* [STATED PROBLEM]: Identify and reproduce every line holding the string "застегивания".

* [RECORDED INFORMATION]:
....

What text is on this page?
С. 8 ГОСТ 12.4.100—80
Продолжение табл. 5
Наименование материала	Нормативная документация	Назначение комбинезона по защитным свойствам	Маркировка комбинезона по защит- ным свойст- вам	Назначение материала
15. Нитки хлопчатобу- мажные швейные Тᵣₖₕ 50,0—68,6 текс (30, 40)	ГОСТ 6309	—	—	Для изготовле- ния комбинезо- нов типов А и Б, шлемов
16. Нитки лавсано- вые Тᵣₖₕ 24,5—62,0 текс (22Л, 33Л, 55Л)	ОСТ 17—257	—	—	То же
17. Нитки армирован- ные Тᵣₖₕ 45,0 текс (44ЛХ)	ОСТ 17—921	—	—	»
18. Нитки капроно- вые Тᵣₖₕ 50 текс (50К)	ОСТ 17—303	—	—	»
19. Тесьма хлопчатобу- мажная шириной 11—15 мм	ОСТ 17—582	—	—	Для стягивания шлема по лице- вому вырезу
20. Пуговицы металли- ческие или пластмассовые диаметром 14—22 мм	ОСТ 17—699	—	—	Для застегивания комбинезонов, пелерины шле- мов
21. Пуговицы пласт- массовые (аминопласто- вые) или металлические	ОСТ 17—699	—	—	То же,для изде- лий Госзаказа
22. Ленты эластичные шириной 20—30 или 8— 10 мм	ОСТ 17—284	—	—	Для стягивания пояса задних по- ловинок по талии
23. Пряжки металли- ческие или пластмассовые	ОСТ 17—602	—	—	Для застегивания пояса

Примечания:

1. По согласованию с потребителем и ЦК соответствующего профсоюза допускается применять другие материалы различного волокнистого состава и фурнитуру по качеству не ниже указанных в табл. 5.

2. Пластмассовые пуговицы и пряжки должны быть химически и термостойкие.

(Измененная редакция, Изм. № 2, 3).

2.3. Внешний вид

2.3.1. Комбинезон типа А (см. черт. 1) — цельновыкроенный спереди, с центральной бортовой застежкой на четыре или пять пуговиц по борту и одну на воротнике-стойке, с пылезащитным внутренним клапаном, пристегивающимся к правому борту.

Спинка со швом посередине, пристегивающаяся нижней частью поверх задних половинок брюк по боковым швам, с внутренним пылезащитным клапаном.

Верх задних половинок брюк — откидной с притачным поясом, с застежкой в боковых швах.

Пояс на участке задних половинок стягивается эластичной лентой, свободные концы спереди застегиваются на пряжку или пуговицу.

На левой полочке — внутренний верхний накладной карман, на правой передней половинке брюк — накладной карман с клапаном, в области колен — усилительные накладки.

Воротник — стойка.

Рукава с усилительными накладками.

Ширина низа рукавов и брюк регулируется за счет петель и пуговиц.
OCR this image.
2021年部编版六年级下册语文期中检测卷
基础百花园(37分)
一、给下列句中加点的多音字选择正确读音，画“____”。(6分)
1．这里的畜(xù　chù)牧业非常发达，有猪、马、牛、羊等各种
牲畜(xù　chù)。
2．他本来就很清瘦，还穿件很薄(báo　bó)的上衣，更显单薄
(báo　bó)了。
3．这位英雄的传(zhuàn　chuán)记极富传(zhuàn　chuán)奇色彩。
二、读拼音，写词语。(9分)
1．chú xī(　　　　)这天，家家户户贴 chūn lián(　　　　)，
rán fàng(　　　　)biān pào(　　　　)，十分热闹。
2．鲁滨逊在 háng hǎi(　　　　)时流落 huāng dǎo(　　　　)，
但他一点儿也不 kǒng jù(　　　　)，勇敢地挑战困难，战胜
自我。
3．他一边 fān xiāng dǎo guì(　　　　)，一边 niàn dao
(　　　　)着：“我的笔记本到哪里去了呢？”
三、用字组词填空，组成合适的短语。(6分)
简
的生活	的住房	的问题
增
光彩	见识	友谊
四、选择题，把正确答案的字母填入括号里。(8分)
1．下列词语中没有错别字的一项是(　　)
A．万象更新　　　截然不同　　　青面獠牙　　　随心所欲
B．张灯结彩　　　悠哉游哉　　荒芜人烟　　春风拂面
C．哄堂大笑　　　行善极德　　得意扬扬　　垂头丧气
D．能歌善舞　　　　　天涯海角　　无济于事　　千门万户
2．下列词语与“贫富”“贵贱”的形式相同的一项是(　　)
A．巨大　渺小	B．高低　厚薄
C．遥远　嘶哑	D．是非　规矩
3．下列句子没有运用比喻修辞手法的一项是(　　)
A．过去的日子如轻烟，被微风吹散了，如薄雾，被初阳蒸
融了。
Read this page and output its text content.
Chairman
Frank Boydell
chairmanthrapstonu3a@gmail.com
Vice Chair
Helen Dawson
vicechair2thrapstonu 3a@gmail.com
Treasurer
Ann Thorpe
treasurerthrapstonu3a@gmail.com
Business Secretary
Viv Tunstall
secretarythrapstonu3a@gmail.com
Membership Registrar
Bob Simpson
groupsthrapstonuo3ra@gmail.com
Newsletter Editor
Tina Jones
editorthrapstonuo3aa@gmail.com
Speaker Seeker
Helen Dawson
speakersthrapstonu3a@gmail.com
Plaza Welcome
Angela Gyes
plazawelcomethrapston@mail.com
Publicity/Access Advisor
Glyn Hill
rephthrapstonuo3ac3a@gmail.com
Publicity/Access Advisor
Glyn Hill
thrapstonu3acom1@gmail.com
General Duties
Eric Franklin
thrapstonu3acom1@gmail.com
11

....

* [EXERCISE SOLUTION]:
20. Пуговицы металли- ческие или пластмассовые диаметром 14—22 мм	ОСТ 17—699	—	—	Для застегивания комбинезонов, пелерины шле- мов
23. Пряжки металли- ческие или пластмассовые	ОСТ 17—602	—	—	Для застегивания пояса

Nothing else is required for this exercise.